Exercise inputs
···

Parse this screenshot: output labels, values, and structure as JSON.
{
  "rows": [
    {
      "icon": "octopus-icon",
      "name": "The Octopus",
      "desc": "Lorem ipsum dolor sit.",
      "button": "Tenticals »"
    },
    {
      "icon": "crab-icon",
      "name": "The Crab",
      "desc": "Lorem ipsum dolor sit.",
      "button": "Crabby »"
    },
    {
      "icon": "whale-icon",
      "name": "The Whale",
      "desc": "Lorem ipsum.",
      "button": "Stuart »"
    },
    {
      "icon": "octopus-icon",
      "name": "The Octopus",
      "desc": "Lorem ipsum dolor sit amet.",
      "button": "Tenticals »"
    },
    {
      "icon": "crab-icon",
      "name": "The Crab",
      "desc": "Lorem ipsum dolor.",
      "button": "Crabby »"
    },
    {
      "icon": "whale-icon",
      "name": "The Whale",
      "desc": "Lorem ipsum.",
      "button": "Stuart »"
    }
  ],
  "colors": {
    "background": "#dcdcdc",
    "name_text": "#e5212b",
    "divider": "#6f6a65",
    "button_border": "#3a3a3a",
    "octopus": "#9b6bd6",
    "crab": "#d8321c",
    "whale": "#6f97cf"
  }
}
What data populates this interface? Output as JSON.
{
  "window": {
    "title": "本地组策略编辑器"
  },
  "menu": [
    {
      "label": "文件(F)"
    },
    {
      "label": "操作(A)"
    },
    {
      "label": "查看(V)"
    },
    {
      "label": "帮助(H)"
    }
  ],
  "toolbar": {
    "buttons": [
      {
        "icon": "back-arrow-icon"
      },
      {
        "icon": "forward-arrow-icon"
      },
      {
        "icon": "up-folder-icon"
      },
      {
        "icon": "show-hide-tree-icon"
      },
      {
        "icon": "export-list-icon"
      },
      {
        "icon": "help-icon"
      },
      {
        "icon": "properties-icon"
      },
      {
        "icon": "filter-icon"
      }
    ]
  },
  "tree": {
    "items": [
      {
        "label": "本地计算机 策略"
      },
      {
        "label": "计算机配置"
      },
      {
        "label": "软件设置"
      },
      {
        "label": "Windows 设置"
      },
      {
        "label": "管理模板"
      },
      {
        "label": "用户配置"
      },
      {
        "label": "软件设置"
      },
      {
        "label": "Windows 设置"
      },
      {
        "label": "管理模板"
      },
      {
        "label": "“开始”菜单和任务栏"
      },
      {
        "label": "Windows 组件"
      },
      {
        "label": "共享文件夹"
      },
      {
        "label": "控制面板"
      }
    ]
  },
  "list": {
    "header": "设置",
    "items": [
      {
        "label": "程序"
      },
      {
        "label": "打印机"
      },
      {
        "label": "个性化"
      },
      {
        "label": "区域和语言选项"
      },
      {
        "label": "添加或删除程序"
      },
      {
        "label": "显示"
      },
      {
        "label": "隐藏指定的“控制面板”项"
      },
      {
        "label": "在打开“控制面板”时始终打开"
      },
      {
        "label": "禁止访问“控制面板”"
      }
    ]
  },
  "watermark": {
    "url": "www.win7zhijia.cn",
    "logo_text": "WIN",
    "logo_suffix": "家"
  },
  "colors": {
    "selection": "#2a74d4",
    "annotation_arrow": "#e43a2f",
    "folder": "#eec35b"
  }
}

···

Problem description
Pull out every line holding "控制面板" from the records above, and copy it.

Solution to this exercise
        "label": "控制面板"
        "label": "隐藏指定的“控制面板”项"
        "label": "在打开“控制面板”时始终打开"
        "label": "禁止访问“控制面板”"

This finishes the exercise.